**Short task:** Identify the lines containing the word "kronor". Copy each one.
----- Extracted information
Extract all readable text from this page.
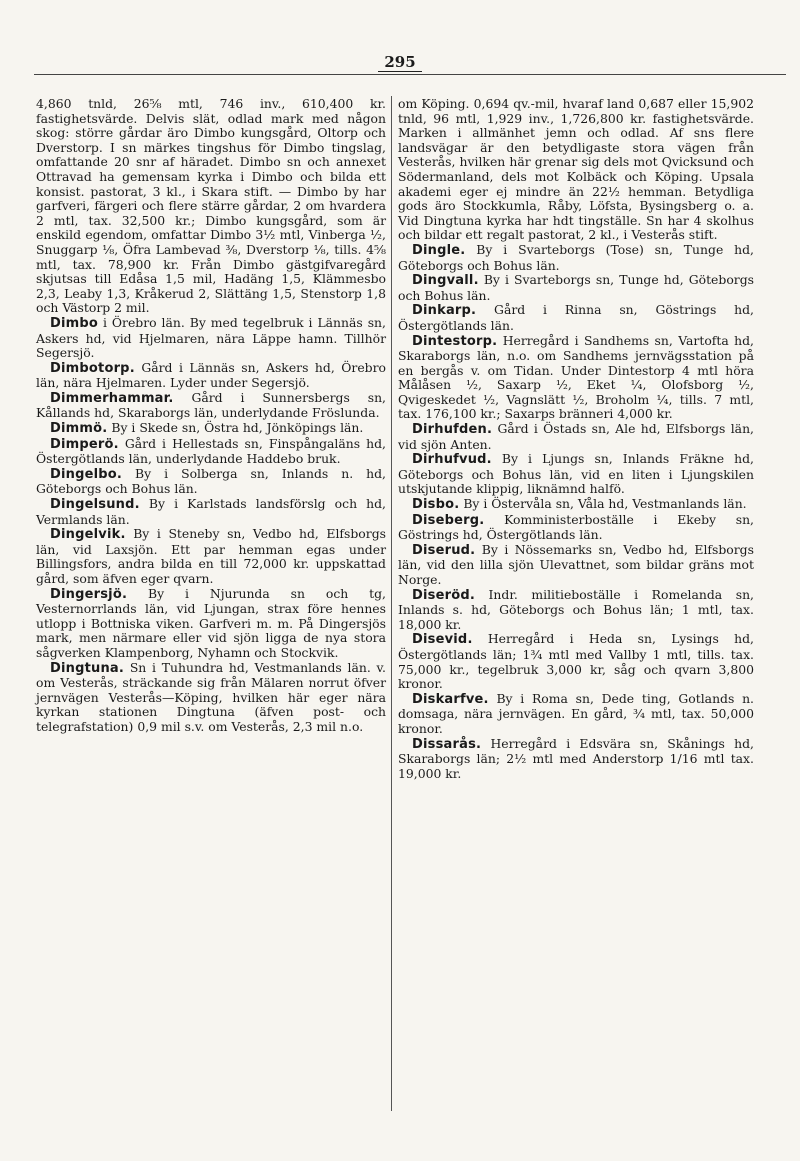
295
4,860 tnld, 26⅝ mtl, 746 inv., 610,400 kr. fastighetsvärde. Delvis slät, odlad mark med någon skog: större gårdar äro Dimbo kungsgård, Oltorp och Dverstorp. I sn märkes tingshus för Dimbo tingslag, omfattande 20 snr af häradet. Dimbo sn och annexet Ottravad ha gemensam kyrka i Dimbo och bilda ett konsist. pastorat, 3 kl., i Skara stift. — Dimbo by har garfveri, färgeri och flere stärre gårdar, 2 om hvardera 2 mtl, tax. 32,500 kr.; Dimbo kungsgård, som är enskild egendom, omfattar Dimbo 3½ mtl, Vinberga ½, Snuggarp ⅛, Öfra Lambevad ⅜, Dverstorp ⅛, tills. 4⅝ mtl, tax. 78,900 kr. Från Dimbo gästgifvaregård skjutsas till Edåsa 1,5 mil, Hadäng 1,5, Klämmesbo 2,3, Leaby 1,3, Kråkerud 2, Slättäng 1,5, Stenstorp 1,8 och Västorp 2 mil.
Dimbo i Örebro län. By med tegelbruk i Lännäs sn, Askers hd, vid Hjelmaren, nära Läppe hamn. Tillhör Segersjö.
Dimbotorp. Gård i Lännäs sn, Askers hd, Örebro län, nära Hjelmaren. Lyder under Segersjö.
Dimmerhammar. Gård i Sunnersbergs sn, Kållands hd, Skaraborgs län, underlydande Fröslunda.
Dimmö. By i Skede sn, Östra hd, Jönköpings län.
Dimperö. Gård i Hellestads sn, Finspångaläns hd, Östergötlands län, underlydande Haddebo bruk.
Dingelbo. By i Solberga sn, Inlands n. hd, Göteborgs och Bohus län.
Dingelsund. By i Karlstads landsförslg och hd, Vermlands län.
Dingelvik. By i Steneby sn, Vedbo hd, Elfsborgs län, vid Laxsjön. Ett par hemman egas under Billingsfors, andra bilda en till 72,000 kr. uppskattad gård, som äfven eger qvarn.
Dingersjö. By i Njurunda sn och tg, Vesternorrlands län, vid Ljungan, strax före hennes utlopp i Bottniska viken. Garfveri m. m. På Dingersjös mark, men närmare eller vid sjön ligga de nya stora sågverken Klampenborg, Nyhamn och Stockvik.
Dingtuna. Sn i Tuhundra hd, Vestmanlands län. v. om Vesterås, sträckande sig från Mälaren norrut öfver jernvägen Vesterås—Köping, hvilken här eger nära kyrkan stationen Dingtuna (äfven post- och telegrafstation) 0,9 mil s.v. om Vesterås, 2,3 mil n.o.
om Köping. 0,694 qv.-mil, hvaraf land 0,687 eller 15,902 tnld, 96 mtl, 1,929 inv., 1,726,800 kr. fastighetsvärde. Marken i allmänhet jemn och odlad. Af sns flere landsvägar är den betydligaste stora vägen från Vesterås, hvilken här grenar sig dels mot Qvicksund och Södermanland, dels mot Kolbäck och Köping. Upsala akademi eger ej mindre än 22½ hemman. Betydliga gods äro Stockkumla, Råby, Löfsta, Bysingsberg o. a. Vid Dingtuna kyrka har hdt tingställe. Sn har 4 skolhus och bildar ett regalt pastorat, 2 kl., i Vesterås stift.
Dingle. By i Svarteborgs (Tose) sn, Tunge hd, Göteborgs och Bohus län.
Dingvall. By i Svarteborgs sn, Tunge hd, Göteborgs och Bohus län.
Dinkarp. Gård i Rinna sn, Göstrings hd, Östergötlands län.
Dintestorp. Herregård i Sandhems sn, Vartofta hd, Skaraborgs län, n.o. om Sandhems jernvägsstation på en bergås v. om Tidan. Under Dintestorp 4 mtl höra Målåsen ½, Saxarp ½, Eket ¼, Olofsborg ½, Qvigeskedet ½, Vagnslätt ½, Broholm ¼, tills. 7 mtl, tax. 176,100 kr.; Saxarps bränneri 4,000 kr.
Dirhufden. Gård i Östads sn, Ale hd, Elfsborgs län, vid sjön Anten.
Dirhufvud. By i Ljungs sn, Inlands Fräkne hd, Göteborgs och Bohus län, vid en liten i Ljungskilen utskjutande klippig, liknämnd halfö.
Disbo. By i Östervåla sn, Våla hd, Vestmanlands län.
Diseberg. Komministerboställe i Ekeby sn, Göstrings hd, Östergötlands län.
Diserud. By i Nössemarks sn, Vedbo hd, Elfsborgs län, vid den lilla sjön Ulevattnet, som bildar gräns mot Norge.
Diseröd. Indr. militieboställe i Romelanda sn, Inlands s. hd, Göteborgs och Bohus län; 1 mtl, tax. 18,000 kr.
Disevid. Herregård i Heda sn, Lysings hd, Östergötlands län; 1¾ mtl med Vallby 1 mtl, tills. tax. 75,000 kr., tegelbruk 3,000 kr, såg och qvarn 3,800 kronor.
Diskarfve. By i Roma sn, Dede ting, Gotlands n. domsaga, nära jernvägen. En gård, ¾ mtl, tax. 50,000 kronor.
Dissarås. Herregård i Edsvära sn, Skånings hd, Skaraborgs län; 2½ mtl med Anderstorp 1/16 mtl tax. 19,000 kr.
----------
**Solution to this exercise:**
Disevid. Herregård i Heda sn, Lysings hd, Östergötlands län; 1¾ mtl med Vallby 1 mtl, tills. tax. 75,000 kr., tegelbruk 3,000 kr, såg och qvarn 3,800 kronor.
Diskarfve. By i Roma sn, Dede ting, Gotlands n. domsaga, nära jernvägen. En gård, ¾ mtl, tax. 50,000 kronor.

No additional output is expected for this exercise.